* [Job] Identify each line below containing the string "Brewing" and copy it.

====== Stored data

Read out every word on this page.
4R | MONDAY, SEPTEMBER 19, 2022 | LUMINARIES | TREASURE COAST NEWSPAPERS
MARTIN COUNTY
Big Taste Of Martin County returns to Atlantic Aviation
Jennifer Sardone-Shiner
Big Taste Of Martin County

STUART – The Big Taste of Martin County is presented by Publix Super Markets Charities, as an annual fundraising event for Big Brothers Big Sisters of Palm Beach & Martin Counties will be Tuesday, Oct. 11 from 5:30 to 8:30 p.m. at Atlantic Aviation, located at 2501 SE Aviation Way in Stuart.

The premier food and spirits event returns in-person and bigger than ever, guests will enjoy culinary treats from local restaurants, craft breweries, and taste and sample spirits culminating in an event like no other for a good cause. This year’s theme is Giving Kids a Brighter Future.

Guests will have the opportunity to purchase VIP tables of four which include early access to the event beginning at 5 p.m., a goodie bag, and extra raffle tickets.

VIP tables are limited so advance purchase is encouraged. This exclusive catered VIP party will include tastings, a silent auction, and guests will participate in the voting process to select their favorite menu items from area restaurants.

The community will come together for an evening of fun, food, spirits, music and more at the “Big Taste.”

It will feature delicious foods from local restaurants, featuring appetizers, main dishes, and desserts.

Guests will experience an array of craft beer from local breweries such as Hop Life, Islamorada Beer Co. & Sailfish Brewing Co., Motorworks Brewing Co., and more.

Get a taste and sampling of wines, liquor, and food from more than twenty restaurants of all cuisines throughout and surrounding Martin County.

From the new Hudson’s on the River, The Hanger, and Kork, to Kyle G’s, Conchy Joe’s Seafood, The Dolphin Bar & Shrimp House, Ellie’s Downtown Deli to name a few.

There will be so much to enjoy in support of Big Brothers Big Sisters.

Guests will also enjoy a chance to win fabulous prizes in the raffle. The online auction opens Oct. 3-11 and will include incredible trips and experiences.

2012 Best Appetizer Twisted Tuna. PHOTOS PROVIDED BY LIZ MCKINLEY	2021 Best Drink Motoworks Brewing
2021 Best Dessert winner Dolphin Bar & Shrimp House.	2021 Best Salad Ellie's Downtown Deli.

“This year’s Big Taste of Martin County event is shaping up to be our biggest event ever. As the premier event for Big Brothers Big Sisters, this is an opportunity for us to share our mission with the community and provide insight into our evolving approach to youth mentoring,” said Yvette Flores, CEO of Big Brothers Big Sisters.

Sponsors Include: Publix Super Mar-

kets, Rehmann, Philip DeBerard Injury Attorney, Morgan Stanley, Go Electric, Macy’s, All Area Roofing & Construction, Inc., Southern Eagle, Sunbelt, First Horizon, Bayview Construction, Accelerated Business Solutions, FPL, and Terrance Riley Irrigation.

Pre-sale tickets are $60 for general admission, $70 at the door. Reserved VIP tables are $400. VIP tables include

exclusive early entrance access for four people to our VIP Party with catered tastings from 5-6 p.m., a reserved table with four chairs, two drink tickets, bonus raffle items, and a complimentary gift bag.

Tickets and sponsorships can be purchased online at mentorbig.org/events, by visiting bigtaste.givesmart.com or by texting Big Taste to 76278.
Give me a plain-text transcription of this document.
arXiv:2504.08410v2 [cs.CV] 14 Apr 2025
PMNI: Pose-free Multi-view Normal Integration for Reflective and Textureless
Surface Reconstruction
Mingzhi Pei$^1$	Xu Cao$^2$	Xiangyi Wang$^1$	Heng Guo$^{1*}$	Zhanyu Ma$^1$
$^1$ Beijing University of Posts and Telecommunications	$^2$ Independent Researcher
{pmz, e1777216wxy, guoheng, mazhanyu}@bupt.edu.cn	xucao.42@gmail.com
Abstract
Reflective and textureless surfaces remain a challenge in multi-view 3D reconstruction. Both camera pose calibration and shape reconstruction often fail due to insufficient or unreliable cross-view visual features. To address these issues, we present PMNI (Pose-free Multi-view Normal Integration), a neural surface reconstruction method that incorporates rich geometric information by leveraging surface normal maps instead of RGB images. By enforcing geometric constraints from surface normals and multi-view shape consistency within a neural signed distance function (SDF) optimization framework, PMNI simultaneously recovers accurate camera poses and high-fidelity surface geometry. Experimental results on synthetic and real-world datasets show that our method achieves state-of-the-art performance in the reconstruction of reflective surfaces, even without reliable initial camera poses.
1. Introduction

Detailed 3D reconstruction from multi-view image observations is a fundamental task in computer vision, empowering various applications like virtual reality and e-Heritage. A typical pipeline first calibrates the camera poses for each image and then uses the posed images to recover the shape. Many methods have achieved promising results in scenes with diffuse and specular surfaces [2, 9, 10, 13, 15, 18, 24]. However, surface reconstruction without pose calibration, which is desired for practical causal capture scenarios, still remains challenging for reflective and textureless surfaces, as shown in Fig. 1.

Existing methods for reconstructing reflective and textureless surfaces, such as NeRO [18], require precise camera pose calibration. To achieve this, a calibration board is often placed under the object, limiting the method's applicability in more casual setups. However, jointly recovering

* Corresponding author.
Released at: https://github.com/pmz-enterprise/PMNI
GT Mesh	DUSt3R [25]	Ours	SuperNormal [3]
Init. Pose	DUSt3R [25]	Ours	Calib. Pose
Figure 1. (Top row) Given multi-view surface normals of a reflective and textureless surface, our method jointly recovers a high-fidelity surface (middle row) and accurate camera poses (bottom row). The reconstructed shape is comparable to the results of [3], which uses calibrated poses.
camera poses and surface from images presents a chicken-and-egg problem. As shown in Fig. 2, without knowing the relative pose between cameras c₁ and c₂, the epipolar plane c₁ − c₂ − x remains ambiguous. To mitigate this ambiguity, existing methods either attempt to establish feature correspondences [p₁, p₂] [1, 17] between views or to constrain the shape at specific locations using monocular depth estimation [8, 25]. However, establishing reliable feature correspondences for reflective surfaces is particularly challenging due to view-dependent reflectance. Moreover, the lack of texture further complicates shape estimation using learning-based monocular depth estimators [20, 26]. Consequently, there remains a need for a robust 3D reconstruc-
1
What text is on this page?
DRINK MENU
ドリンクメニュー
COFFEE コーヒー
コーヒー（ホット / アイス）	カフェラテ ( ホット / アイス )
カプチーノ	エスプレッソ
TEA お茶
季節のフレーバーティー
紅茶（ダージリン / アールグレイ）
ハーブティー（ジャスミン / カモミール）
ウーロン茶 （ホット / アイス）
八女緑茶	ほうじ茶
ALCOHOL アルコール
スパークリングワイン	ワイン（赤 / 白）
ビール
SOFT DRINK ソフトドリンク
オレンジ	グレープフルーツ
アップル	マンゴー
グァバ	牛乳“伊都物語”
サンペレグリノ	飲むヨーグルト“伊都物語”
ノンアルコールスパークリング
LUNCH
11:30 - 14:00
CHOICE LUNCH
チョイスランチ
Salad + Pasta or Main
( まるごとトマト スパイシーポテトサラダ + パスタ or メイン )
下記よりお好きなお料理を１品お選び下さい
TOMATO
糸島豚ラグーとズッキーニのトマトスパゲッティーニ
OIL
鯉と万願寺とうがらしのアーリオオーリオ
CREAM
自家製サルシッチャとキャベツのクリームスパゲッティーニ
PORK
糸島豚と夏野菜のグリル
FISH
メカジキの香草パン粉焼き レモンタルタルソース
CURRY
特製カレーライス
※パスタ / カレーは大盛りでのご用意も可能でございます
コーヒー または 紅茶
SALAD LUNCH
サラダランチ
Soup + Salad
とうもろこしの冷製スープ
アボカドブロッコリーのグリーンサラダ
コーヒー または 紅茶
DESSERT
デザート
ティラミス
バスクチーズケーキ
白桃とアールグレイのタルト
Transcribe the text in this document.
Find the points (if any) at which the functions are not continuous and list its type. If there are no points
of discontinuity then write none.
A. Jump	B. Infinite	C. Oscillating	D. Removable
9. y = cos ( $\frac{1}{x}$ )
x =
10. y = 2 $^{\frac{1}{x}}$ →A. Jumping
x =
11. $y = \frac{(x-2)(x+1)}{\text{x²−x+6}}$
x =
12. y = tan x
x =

============

* [Correct result]
Guests will experience an array of craft beer from local breweries such as Hop Life, Islamorada Beer Co. & Sailfish Brewing Co., Motorworks Brewing Co., and more.
2012 Best Appetizer Twisted Tuna. PHOTOS PROVIDED BY LIZ MCKINLEY	2021 Best Drink Motoworks Brewing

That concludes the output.